> Written exercise:
What is the number of lines in the data that hold the string "tomiri"? Reply with that number only.

> Data extract:

^^^^^^^^

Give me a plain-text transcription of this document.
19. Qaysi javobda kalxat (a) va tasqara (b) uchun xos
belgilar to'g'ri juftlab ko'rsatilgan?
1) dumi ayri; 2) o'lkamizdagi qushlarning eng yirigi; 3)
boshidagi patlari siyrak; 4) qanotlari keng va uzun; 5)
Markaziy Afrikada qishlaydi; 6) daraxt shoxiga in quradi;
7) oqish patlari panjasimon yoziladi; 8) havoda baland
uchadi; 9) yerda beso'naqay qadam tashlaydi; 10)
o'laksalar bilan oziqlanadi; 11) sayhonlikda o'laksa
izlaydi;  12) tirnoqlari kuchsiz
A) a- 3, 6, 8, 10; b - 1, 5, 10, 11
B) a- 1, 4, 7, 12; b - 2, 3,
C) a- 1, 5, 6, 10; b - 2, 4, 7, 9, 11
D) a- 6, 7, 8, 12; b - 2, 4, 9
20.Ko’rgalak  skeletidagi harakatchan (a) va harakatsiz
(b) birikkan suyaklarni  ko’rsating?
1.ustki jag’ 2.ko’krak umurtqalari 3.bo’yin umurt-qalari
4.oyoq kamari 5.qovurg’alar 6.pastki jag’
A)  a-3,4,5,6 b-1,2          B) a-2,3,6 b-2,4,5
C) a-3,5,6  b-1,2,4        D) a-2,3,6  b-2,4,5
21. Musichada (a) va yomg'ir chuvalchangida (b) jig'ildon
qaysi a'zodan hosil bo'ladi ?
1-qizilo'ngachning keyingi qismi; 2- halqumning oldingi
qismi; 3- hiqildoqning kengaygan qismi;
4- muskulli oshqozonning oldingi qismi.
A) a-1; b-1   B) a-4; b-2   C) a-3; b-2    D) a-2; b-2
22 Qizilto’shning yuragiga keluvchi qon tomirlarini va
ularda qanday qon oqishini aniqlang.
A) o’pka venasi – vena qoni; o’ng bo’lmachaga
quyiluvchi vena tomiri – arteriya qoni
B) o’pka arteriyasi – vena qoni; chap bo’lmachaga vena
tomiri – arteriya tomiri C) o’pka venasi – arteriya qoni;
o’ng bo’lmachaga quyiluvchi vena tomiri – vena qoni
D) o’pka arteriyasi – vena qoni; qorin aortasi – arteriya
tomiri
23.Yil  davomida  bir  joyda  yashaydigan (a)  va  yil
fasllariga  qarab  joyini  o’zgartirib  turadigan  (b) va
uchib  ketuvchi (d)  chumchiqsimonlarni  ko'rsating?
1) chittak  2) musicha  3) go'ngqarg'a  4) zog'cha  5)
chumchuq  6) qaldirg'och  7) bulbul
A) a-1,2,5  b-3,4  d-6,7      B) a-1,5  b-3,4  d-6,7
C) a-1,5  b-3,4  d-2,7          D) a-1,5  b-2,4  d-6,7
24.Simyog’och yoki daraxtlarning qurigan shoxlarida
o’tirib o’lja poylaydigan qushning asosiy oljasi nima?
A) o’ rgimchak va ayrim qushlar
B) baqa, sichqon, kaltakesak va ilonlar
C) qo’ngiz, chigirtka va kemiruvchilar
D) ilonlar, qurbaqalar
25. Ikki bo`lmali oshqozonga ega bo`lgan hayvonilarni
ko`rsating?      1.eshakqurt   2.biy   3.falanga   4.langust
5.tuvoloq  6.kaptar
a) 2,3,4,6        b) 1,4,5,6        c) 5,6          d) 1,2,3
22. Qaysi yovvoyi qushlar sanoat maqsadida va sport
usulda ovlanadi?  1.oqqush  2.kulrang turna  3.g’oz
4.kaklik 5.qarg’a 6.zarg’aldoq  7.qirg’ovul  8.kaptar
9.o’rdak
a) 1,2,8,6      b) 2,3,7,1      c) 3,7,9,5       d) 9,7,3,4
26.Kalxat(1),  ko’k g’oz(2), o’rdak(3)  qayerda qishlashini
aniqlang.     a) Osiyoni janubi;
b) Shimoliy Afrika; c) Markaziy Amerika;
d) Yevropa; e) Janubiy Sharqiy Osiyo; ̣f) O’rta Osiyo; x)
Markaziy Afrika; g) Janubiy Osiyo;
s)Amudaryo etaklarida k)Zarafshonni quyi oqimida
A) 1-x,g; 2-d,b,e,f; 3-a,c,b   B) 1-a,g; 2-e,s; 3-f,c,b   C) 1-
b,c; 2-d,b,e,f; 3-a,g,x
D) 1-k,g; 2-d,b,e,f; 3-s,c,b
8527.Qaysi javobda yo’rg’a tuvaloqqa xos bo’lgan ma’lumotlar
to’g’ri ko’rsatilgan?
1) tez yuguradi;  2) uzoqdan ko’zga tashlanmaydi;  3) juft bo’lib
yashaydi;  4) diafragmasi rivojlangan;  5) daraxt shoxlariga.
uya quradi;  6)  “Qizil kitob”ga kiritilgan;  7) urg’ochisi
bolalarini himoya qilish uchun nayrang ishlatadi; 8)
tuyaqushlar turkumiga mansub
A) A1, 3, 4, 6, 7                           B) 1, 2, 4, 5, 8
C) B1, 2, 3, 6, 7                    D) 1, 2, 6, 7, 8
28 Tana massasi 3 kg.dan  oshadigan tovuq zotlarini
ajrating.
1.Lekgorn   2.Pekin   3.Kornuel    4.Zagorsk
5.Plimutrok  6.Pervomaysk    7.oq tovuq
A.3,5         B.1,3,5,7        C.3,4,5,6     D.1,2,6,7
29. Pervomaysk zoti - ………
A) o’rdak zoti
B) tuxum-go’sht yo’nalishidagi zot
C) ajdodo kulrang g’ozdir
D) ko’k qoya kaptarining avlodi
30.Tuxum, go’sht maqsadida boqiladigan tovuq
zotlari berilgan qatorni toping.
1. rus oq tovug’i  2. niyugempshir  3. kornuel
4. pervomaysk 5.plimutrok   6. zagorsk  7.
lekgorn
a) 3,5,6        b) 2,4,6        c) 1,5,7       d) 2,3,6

^^^^^^^^

> Answer in full:
4